Required task
In the entries that follow, count each line containing "composer" and state the total, nothing more.

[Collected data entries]
/---
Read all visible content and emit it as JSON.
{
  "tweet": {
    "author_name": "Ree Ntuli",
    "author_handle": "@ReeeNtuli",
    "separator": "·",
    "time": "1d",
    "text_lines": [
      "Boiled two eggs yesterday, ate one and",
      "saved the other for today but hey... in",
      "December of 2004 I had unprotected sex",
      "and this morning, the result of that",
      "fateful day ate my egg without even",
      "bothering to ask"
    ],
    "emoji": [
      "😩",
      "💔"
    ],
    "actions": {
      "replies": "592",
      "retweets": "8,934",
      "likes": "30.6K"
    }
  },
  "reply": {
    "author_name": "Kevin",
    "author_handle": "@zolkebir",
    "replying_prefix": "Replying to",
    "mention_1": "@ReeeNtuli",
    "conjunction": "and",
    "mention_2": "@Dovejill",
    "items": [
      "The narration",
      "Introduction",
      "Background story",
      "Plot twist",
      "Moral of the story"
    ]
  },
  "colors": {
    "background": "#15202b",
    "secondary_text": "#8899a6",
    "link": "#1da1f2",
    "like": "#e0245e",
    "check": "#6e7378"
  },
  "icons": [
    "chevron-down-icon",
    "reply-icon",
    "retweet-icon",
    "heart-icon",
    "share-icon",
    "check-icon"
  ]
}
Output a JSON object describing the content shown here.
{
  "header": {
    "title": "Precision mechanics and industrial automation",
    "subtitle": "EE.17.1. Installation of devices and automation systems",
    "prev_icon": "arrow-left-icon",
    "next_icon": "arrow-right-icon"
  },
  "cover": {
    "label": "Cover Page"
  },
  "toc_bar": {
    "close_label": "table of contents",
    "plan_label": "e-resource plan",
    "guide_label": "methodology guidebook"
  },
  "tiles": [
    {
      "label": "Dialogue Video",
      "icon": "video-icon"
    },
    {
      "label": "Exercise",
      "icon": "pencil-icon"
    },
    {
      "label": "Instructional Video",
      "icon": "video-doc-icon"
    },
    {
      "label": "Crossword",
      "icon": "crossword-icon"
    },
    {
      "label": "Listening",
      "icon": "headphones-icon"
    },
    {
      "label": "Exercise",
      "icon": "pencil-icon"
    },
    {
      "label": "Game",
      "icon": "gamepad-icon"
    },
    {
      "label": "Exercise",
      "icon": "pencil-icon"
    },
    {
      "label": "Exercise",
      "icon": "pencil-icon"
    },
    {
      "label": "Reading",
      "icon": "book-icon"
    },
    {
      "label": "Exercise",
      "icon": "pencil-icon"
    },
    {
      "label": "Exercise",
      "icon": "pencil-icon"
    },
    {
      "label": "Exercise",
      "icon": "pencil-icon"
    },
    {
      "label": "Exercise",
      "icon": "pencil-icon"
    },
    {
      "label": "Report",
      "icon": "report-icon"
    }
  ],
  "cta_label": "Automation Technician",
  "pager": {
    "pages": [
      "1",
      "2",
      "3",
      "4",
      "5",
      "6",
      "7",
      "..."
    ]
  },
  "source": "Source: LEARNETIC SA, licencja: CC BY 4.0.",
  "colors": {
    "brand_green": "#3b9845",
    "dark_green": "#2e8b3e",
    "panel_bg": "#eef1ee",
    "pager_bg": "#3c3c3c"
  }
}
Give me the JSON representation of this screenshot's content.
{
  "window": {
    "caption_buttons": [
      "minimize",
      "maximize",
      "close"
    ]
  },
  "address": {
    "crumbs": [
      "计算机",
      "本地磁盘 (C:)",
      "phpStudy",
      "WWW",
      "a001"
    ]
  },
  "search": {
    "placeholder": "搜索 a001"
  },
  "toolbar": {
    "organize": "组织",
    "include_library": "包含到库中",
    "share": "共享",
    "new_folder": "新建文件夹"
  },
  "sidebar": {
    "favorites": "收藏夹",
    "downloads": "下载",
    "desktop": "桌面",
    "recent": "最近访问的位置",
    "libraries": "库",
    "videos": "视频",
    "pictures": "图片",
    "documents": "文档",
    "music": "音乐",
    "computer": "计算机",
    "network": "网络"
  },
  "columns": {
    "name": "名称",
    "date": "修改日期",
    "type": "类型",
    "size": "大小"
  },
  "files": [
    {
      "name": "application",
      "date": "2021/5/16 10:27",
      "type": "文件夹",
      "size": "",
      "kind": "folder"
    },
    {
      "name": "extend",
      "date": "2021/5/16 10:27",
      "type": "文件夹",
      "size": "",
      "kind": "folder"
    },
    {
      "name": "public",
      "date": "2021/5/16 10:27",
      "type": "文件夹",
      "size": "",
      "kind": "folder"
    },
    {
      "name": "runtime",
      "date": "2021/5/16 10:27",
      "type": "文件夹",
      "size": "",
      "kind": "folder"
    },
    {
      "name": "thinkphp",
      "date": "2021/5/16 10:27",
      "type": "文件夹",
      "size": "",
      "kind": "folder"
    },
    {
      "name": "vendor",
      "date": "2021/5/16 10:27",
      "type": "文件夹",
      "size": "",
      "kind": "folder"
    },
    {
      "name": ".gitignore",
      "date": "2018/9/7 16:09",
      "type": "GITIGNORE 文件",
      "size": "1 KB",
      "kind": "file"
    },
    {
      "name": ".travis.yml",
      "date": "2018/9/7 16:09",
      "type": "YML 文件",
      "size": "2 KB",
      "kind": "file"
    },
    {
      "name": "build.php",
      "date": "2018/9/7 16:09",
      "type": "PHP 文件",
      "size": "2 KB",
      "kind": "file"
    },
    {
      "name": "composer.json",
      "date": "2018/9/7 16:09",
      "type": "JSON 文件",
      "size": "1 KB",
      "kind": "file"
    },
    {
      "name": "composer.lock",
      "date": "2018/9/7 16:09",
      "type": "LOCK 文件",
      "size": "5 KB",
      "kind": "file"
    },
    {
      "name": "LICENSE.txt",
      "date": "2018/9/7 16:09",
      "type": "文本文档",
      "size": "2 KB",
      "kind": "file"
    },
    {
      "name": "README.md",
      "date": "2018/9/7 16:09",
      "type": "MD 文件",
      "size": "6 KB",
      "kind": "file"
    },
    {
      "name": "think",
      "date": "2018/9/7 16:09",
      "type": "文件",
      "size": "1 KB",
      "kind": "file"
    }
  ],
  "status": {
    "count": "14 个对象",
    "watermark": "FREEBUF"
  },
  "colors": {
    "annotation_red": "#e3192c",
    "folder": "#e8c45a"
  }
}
\---
Correct output
2